• Задания:
(A) Воспроизведите дословно часть исходного текста от слов «Мы идем вдоль» до слов «Колокольня бьет набат.».
(B) Выпишите из исходного текста всех, кто, согласно ему, появляется в комнате после Эйдука, Смирнова, Бухарина и Радека, не считая Троцкого.

Мы идем вдоль Архангельского Собора и старого монастырского здания. У входа сидит часовой, который при виде коменданта вскакивает и вытягивается. Еще несколько шагов, и мы подходим к малой пристройке. Куча людей курит, разговаривая вполголоса. Начинает идти сильный дождь; за Москвой-рекой к самому небу вздымается зловещее пламя пожара. Скачет мимо Кремля пожарная команда, спеша к месту пожарища. Колокольня бьет набат.
…Комендант открывает дверь пристройки, и мы входим в небольшую комнату, слабо освещенную керосиновой лампой и растопленной печью. Теперь я лучше различаю остальных присутствующих, их около двадцати человек, в их числе: Эйдук, Смирнов, Бухарин, Радек с сестрой и некоторые другие. Потом появляются Петерс с Балабановой; за ними следуют: Коллонтай, Лацис, Дзержинский и Каменев. В помещении до того жарко, что едва можно дышать. Все очень неспокойны и возбуждены; только Коллонтай выказывает самообладание, подходит кокетливо поближе к пылающей печи и пробует очистить свое забрызганное дорогое платье. Троцкий приходит последним. После его прихода тотчас на стол ставится перед собравшимися четырехугольный чемодан. Обменявшись несколькими словами с Дзержинским и Бухариным и испытующе оглядев присутствующих, Троцкий приказывает открыть чемодан. В первую минуту любопытные столь тесно окружают стол, что я остаюсь сзади и ничего не могу разглядеть. В ту же минуту какая-то женщина начинает жалобно стонать и быстро уходит от стола. Троцкий смеется: «Женские нервы!» Крыленко ему вторит. Но Дзержинский дает себе труд, с насмешливо-услужливым видом, провести Коллонтай через толпу и усадить ее на скамью у стены. Тут только получаю я возможность увидеть содержимое чемодана. Я вижу большую стеклянную банку с красноватою жидкостью. в жидкости лежит голова Царя Николая II.

[Данные координат макета]
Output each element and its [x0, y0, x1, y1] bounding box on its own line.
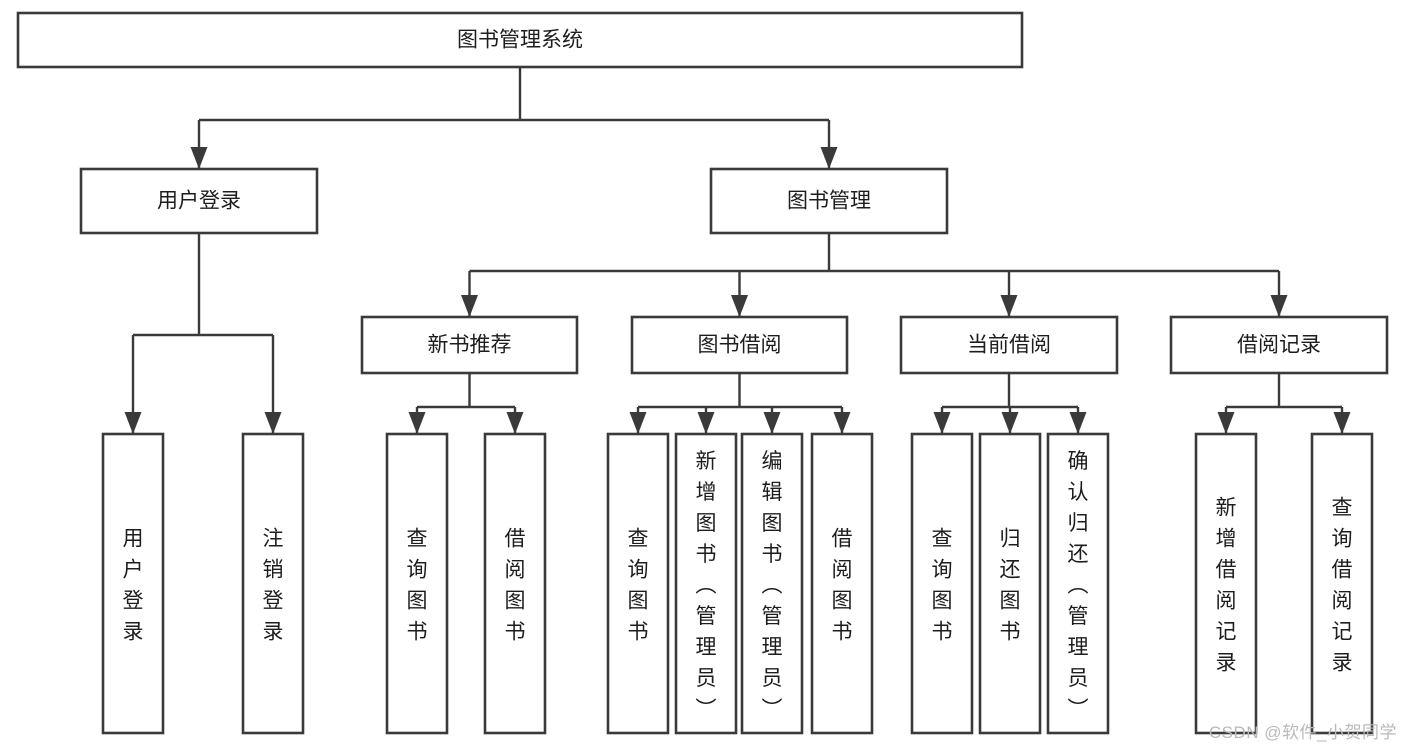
node-box-leaf-add-borrow-record — [1194, 432, 1258, 735]
node-box-leaf-borrow-book — [810, 432, 874, 735]
node-new-book-recommend[interactable]: 新书推荐 — [360, 315, 579, 375]
node-leaf-query-book-current[interactable]: 查询图书 — [910, 432, 974, 735]
node-label-leaf-borrow-book-recommend: 借阅图书 — [505, 528, 526, 644]
node-root[interactable]: 图书管理系统 — [16, 11, 1024, 69]
node-label-book-manage: 图书管理 — [787, 190, 871, 213]
node-label-user-login: 用户登录 — [157, 190, 241, 213]
node-label-leaf-user-login: 用户登录 — [123, 528, 144, 644]
node-label-leaf-add-borrow-record: 新增借阅记录 — [1216, 497, 1237, 675]
node-current-borrow[interactable]: 当前借阅 — [899, 315, 1119, 375]
node-box-new-book-recommend — [360, 315, 579, 375]
node-box-user-login — [79, 167, 319, 235]
node-label-borrow-record: 借阅记录 — [1237, 334, 1321, 357]
node-layer: 图书管理系统用户登录图书管理新书推荐图书借阅当前借阅借阅记录用户登录注销登录查询… — [16, 11, 1389, 735]
node-label-current-borrow: 当前借阅 — [967, 334, 1051, 357]
node-label-leaf-edit-book: 编辑图书︵管理员︶ — [762, 450, 783, 721]
node-label-leaf-query-borrow-record: 查询借阅记录 — [1332, 497, 1353, 675]
node-box-book-borrow — [630, 315, 849, 375]
node-leaf-user-login[interactable]: 用户登录 — [101, 432, 165, 735]
node-label-root: 图书管理系统 — [457, 29, 583, 52]
node-leaf-logout[interactable]: 注销登录 — [241, 432, 305, 735]
node-box-leaf-add-book — [674, 432, 738, 735]
node-label-leaf-return-book: 归还图书 — [1000, 528, 1021, 644]
node-leaf-query-book-borrow[interactable]: 查询图书 — [606, 432, 670, 735]
node-leaf-borrow-book[interactable]: 借阅图书 — [810, 432, 874, 735]
node-box-leaf-query-book-borrow — [606, 432, 670, 735]
node-box-leaf-return-book — [978, 432, 1042, 735]
node-box-borrow-record — [1169, 315, 1389, 375]
node-box-leaf-query-book-recommend — [385, 432, 449, 735]
node-label-new-book-recommend: 新书推荐 — [428, 334, 512, 357]
node-book-manage[interactable]: 图书管理 — [709, 167, 949, 235]
node-box-book-manage — [709, 167, 949, 235]
node-leaf-edit-book[interactable]: 编辑图书︵管理员︶ — [740, 432, 804, 735]
node-label-leaf-logout: 注销登录 — [263, 528, 284, 644]
node-leaf-add-borrow-record[interactable]: 新增借阅记录 — [1194, 432, 1258, 735]
node-leaf-query-borrow-record[interactable]: 查询借阅记录 — [1310, 432, 1374, 735]
watermark-label: CSDN @软件_小贺同学 — [1208, 723, 1397, 742]
node-label-leaf-confirm-return: 确认归还︵管理员︶ — [1068, 450, 1089, 721]
node-book-borrow[interactable]: 图书借阅 — [630, 315, 849, 375]
node-box-leaf-confirm-return — [1046, 432, 1110, 735]
node-box-leaf-logout — [241, 432, 305, 735]
node-box-leaf-query-book-current — [910, 432, 974, 735]
node-leaf-query-book-recommend[interactable]: 查询图书 — [385, 432, 449, 735]
node-leaf-add-book[interactable]: 新增图书︵管理员︶ — [674, 432, 738, 735]
node-borrow-record[interactable]: 借阅记录 — [1169, 315, 1389, 375]
node-label-leaf-query-book-current: 查询图书 — [932, 528, 953, 644]
node-box-leaf-edit-book — [740, 432, 804, 735]
node-user-login[interactable]: 用户登录 — [79, 167, 319, 235]
node-box-leaf-borrow-book-recommend — [483, 432, 547, 735]
node-leaf-confirm-return[interactable]: 确认归还︵管理员︶ — [1046, 432, 1110, 735]
node-box-root — [16, 11, 1024, 69]
node-box-current-borrow — [899, 315, 1119, 375]
node-leaf-borrow-book-recommend[interactable]: 借阅图书 — [483, 432, 547, 735]
node-label-leaf-add-book: 新增图书︵管理员︶ — [696, 450, 717, 721]
node-leaf-return-book[interactable]: 归还图书 — [978, 432, 1042, 735]
node-label-leaf-query-book-recommend: 查询图书 — [407, 528, 428, 644]
node-box-leaf-user-login — [101, 432, 165, 735]
connector-layer — [124, 67, 1351, 434]
node-label-leaf-query-book-borrow: 查询图书 — [628, 528, 649, 644]
node-box-leaf-query-borrow-record — [1310, 432, 1374, 735]
node-label-leaf-borrow-book: 借阅图书 — [832, 528, 853, 644]
node-label-book-borrow: 图书借阅 — [698, 334, 782, 357]
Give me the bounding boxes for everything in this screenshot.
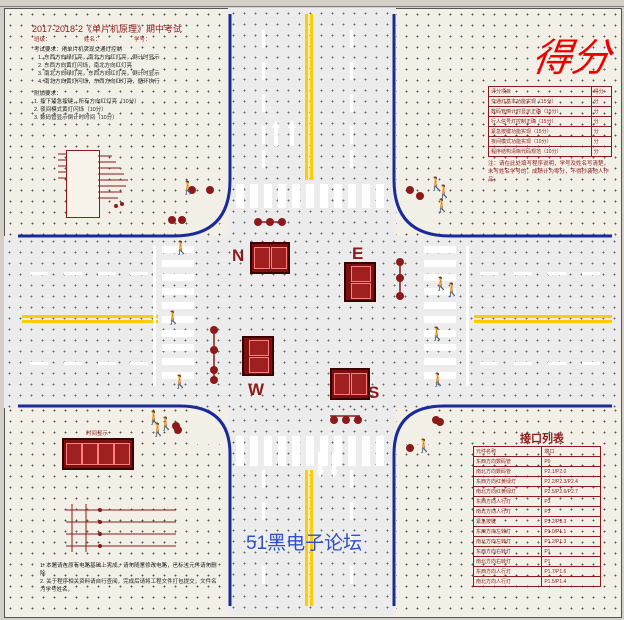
interface-row-port: P1.7/P1.6 (541, 566, 601, 577)
interface-row-port: P1 (541, 546, 601, 557)
interface-row-port: P1.2/P1.3 (541, 536, 601, 547)
zebra-east (424, 246, 456, 379)
interface-row-name: 东西方向数码管 (472, 456, 543, 467)
interface-row-port: P1.5/P1.4 (541, 576, 601, 587)
interface-row-port: P0 (541, 456, 601, 467)
pedestrian-icon: 🚶 (430, 373, 447, 388)
pedestrian-icon: 🚶 (444, 283, 461, 298)
exam-title: 2017-2018-2《单片机原理》期中考试 (32, 24, 183, 34)
watermark-text: 51黑电子论坛 (246, 533, 363, 554)
instruction-line: 4. 南北方向黄灯闪烁，东西方向红灯亮，循环执行 (38, 79, 160, 85)
interface-row-name: 紧急按键 (472, 516, 543, 527)
zebra-south (236, 436, 384, 466)
time-display-label: 时间显示 (86, 431, 109, 437)
zebra-north (236, 184, 384, 208)
west-countdown-display[interactable] (242, 336, 274, 376)
instruction-line: 3. 数码管显示倒计时时间（10分） (34, 115, 118, 121)
interface-row-name: 东西方向红黄绿灯 (472, 476, 543, 487)
pedestrian-icon: 🚶 (165, 311, 182, 326)
east-countdown-display[interactable] (344, 262, 376, 302)
instruction-line: 2. 夜间模式黄灯闪烁（10分） (34, 107, 107, 113)
instruction-line: 2. 东西方向黄灯闪烁，南北方向红灯亮 (38, 63, 133, 69)
north-countdown-display[interactable] (250, 242, 290, 274)
pedestrian-icon: 🚶 (416, 439, 433, 454)
interface-row-name: 东西方向左转灯 (472, 526, 543, 537)
interface-row-port: P1 (541, 556, 601, 567)
zebra-west (162, 246, 194, 379)
time-display[interactable] (62, 438, 134, 470)
score-row-points[interactable]: 分 (590, 146, 613, 157)
interface-row-port: P3 (541, 506, 601, 517)
bottom-note-line: 2. 关于程序相关资料请自行查阅，完成后请将工程文件打包提交，文件名为学号姓名， (40, 579, 217, 593)
class-label: 班级： (34, 37, 51, 43)
window-toolbar-strip (0, 0, 624, 7)
direction-east: E (352, 244, 364, 263)
interface-header-name: 元件名称 (472, 446, 543, 457)
interface-row-name: 南北方向人行灯 (472, 506, 543, 517)
interface-row-name: 南北方向人行灯 (472, 576, 543, 587)
instruction-line: 3. 南北方向绿灯亮，东西方向红灯亮，倒计时显示 (38, 71, 160, 77)
instruction-line: 1. 按下紧急按键，所有方向红灯亮（10分） (34, 99, 140, 105)
interface-row-port: P2.5/P2.6/P2.7 (541, 486, 601, 497)
direction-west: W (248, 380, 265, 399)
pedestrian-icon: 🚶 (158, 417, 175, 432)
score-table: 评分项目得分 交通灯基本功能实现（15分）分 数码管倒计时显示正确（15分）分 … (488, 86, 613, 157)
interface-row-name: 东西方向人行灯 (472, 566, 543, 577)
interface-row-port: P3.2/P3.3 (541, 516, 601, 527)
interface-row-name: 南北方向数码管 (472, 466, 543, 477)
button-wiring (66, 504, 176, 552)
instruction-line: 考试要求：用单片机实现交通灯控制 (34, 47, 123, 53)
pedestrian-icon: 🚶 (172, 375, 189, 390)
name-label: 姓名： (84, 37, 101, 43)
bottom-note-line: 1. 本题请在原有电路基础上完成，请勿随意修改电路，已标注元件请勿删除 (40, 563, 217, 577)
pedestrian-icon: 🚶 (436, 185, 453, 200)
interface-row-name: 南北方向左转灯 (472, 536, 543, 547)
interface-row-name: 东西方向右转灯 (472, 546, 543, 557)
interface-row-name: 南北方向红黄绿灯 (472, 486, 543, 497)
interface-row-port: P3 (541, 496, 601, 507)
pedestrian-icon: 🚶 (434, 199, 451, 214)
pedestrian-icon: 🚶 (428, 177, 445, 192)
south-countdown-display[interactable] (330, 368, 370, 400)
pedestrian-icon: 🚶 (150, 423, 167, 438)
interface-row-name: 东西方向人行灯 (472, 496, 543, 507)
interface-row-port: P2.2/P2.3/P2.4 (541, 476, 601, 487)
interface-row-name: 南北方向右转灯 (472, 556, 543, 567)
interface-row-port: P1.0/P1.1 (541, 526, 601, 537)
direction-south: S (368, 383, 380, 402)
pedestrian-icon: 🚶 (180, 181, 197, 196)
instruction-line: 附加要求： (34, 91, 62, 97)
interface-row-port: P2.1/P2.0 (541, 466, 601, 477)
pedestrian-icon: 🚶 (146, 411, 163, 426)
pedestrian-icon: 🚶 (433, 277, 450, 292)
mcu-chip[interactable] (66, 150, 100, 218)
pedestrian-icon: 🚶 (429, 327, 446, 342)
pedestrian-icon: 🚶 (173, 241, 190, 256)
score-note: 注：请在此处填写程序说明，学号及姓名写清楚，未写姓名学号的，成绩计为零分，不得抄… (488, 161, 610, 183)
direction-north: N (232, 246, 245, 265)
instruction-line: 1. 东西方向绿灯亮，南北方向红灯亮，倒计时显示 (38, 55, 160, 61)
interface-title: 接口列表 (520, 433, 564, 445)
mcu-pins (58, 153, 128, 208)
interface-header-port: 端口 (541, 446, 601, 457)
id-label: 学号： (134, 37, 151, 43)
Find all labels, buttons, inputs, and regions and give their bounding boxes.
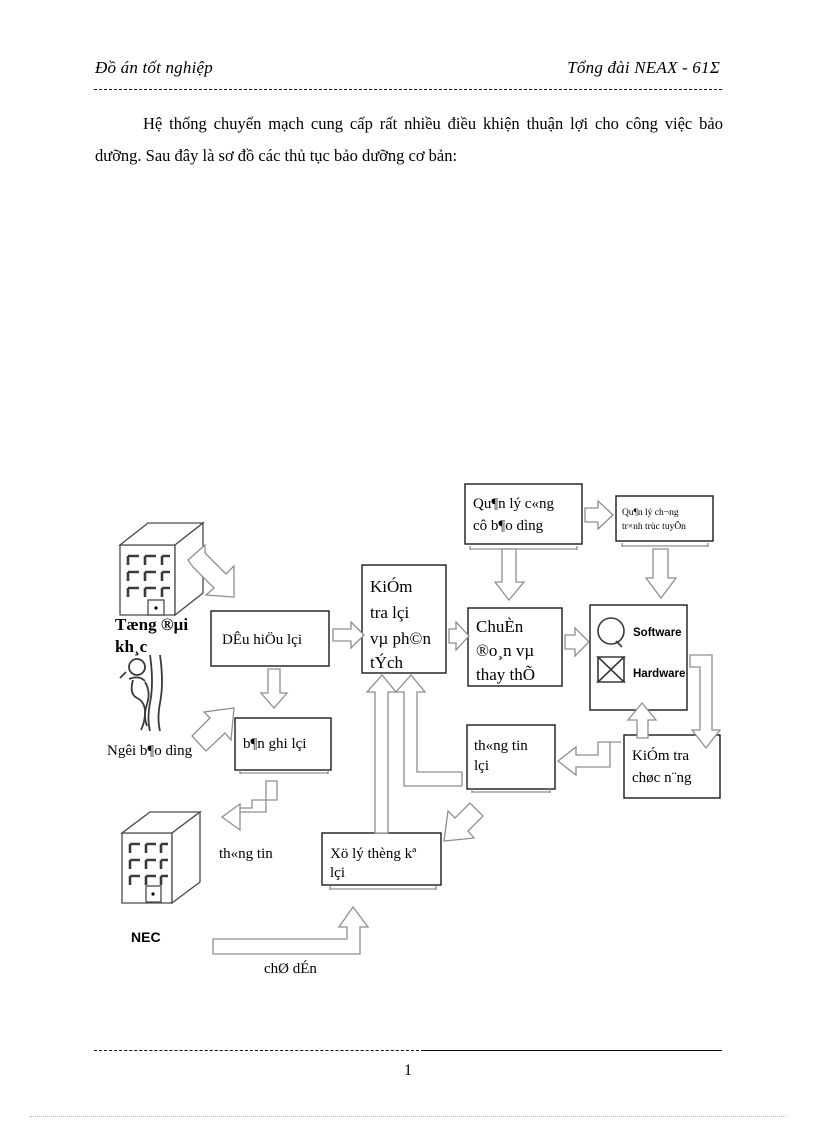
arrow-chucnang-to-thongtinloi (556, 741, 621, 777)
label-nguoi-bao-duong: Ngêi b¶o dìng (107, 743, 193, 759)
hardware-label: Hardware (633, 668, 685, 680)
header-left-title: Đồ án tốt nghiệp (95, 58, 213, 77)
svg-text:lçi: lçi (474, 758, 489, 774)
arrow-chuandoan-to-swhw (564, 626, 590, 658)
page-number: 1 (404, 1062, 412, 1079)
arrow-quanly-congcu-to-chuandoan (493, 548, 526, 602)
svg-text:Qu¶n lý c«ng: Qu¶n lý c«ng (473, 496, 554, 512)
software-label: Software (633, 627, 682, 639)
arrow-person-to-dau-hieu (191, 707, 235, 752)
svg-text:tÝch: tÝch (370, 653, 404, 672)
box-software-hardware: Software Hardware (589, 604, 688, 711)
box-chuan-doan-thay-the: ChuÈn ®o¸n vµ thay thÕ (467, 607, 563, 687)
svg-text:ChuÈn: ChuÈn (476, 617, 524, 636)
arrow-chidan-to-xuly (212, 905, 370, 955)
box-thong-tin-loi: th«ng tin lçi (466, 724, 556, 793)
box-xu-ly-thong-ke-loi: Xö lý thèng kª lçi (321, 832, 442, 890)
svg-text:chøc n¨ng: chøc n¨ng (632, 770, 692, 786)
building-icon-top (118, 521, 205, 617)
arrow-xuly-to-kiemtra (365, 673, 398, 834)
header-right-title: Tổng đài NEAX - 61Σ (567, 58, 720, 77)
hardware-bowtie-icon (596, 656, 626, 683)
svg-text:thay thÕ: thay thÕ (476, 665, 535, 684)
box-kiem-tra-loi-phan-tich: KiÓm tra lçi vµ ph©n tÝch (361, 564, 447, 674)
svg-text:Qu¶n lý ch­¬ng: Qu¶n lý ch­¬ng (622, 508, 679, 518)
arrow-thongtinloi-to-xuly (443, 802, 484, 842)
label-tong-dai-khac-line2: kh¸c (115, 637, 148, 656)
arrow-building-to-dau-hieu (187, 543, 235, 598)
page-bottom-edge (30, 1116, 786, 1117)
arrow-kiemtra-to-chuandoan (448, 620, 470, 652)
svg-text:Xö lý thèng kª: Xö lý thèng kª (330, 846, 417, 862)
svg-text:tr×nh trùc tuyÕn: tr×nh trùc tuyÕn (622, 520, 686, 532)
arrow-dau-hieu-to-kiem-tra (332, 620, 365, 650)
arrow-swhw-to-kiemtra-chucnang (689, 654, 722, 750)
box-quan-ly-cong-cu: Qu¶n lý c«ng cô b¶o dìng (464, 483, 583, 550)
software-circle-icon (597, 617, 625, 648)
label-nec: NEC (131, 929, 161, 945)
svg-text:®o¸n vµ: ®o¸n vµ (476, 641, 534, 660)
label-chi-dan: chØ dÉn (264, 960, 317, 977)
label-tong-dai-khac-line1: Tæng ®µi (115, 615, 188, 634)
svg-text:vµ ph©n: vµ ph©n (370, 629, 431, 648)
arrow-chuongtrinh-to-swhw (644, 548, 678, 600)
box-quan-ly-chuong-trinh: Qu¶n lý ch­¬ng tr×nh trùc tuyÕn (615, 495, 714, 547)
svg-text:DÊu hiÖu lçi: DÊu hiÖu lçi (222, 631, 302, 648)
arrow-thongtinloi-to-kiemtra (394, 673, 463, 787)
page-header: Đồ án tốt nghiệp Tổng đài NEAX - 61Σ (95, 58, 720, 78)
svg-text:cô b¶o dìng: cô b¶o dìng (473, 518, 544, 534)
footer-divider-dashed (94, 1050, 424, 1051)
footer-divider-solid (424, 1050, 722, 1051)
arrow-dau-hieu-to-ban-ghi (259, 668, 289, 709)
header-divider (94, 89, 722, 90)
box-dau-hieu-loi: DÊu hiÖu lçi (210, 610, 330, 667)
svg-text:KiÓm tra: KiÓm tra (632, 747, 689, 764)
paragraph-text: Hệ thống chuyển mạch cung cấp rất nhiều … (95, 114, 723, 165)
body-paragraph: Hệ thống chuyển mạch cung cấp rất nhiều … (95, 108, 723, 172)
box-ban-ghi-loi: b¶n ghi lçi (234, 717, 332, 774)
svg-text:b¶n ghi lçi: b¶n ghi lçi (243, 736, 306, 752)
arrow-congcu-to-chuongtrinh (584, 499, 614, 531)
arrow-ban-ghi-to-nec (220, 780, 278, 832)
arrow-chucnang-to-swhw (626, 701, 658, 739)
label-thong-tin: th«ng tin (219, 846, 273, 862)
svg-text:th«ng tin: th«ng tin (474, 738, 528, 754)
svg-text:tra lçi: tra lçi (370, 603, 409, 622)
svg-text:lçi: lçi (330, 865, 345, 881)
person-icon-maintenance (119, 654, 163, 732)
building-icon-nec (120, 810, 202, 905)
svg-text:KiÓm: KiÓm (370, 577, 413, 596)
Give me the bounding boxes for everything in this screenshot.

• Ответы:
(A)
Мы идем вдоль Архангельского Собора и старого монастырского здания. У входа сидит часовой, который при виде коменданта вскакивает и вытягивается. Еще несколько шагов, и мы подходим к малой пристройке. Куча людей курит, разговаривая вполголоса. Начинает идти сильный дождь; за Москвой-рекой к самому небу вздымается зловещее пламя пожара. Скачет мимо Кремля пожарная команда, спеша к месту пожарища. Колокольня бьет набат.

(B) Петерс, Балабанова, Коллонтай, Лацис, Дзержинский, Каменев.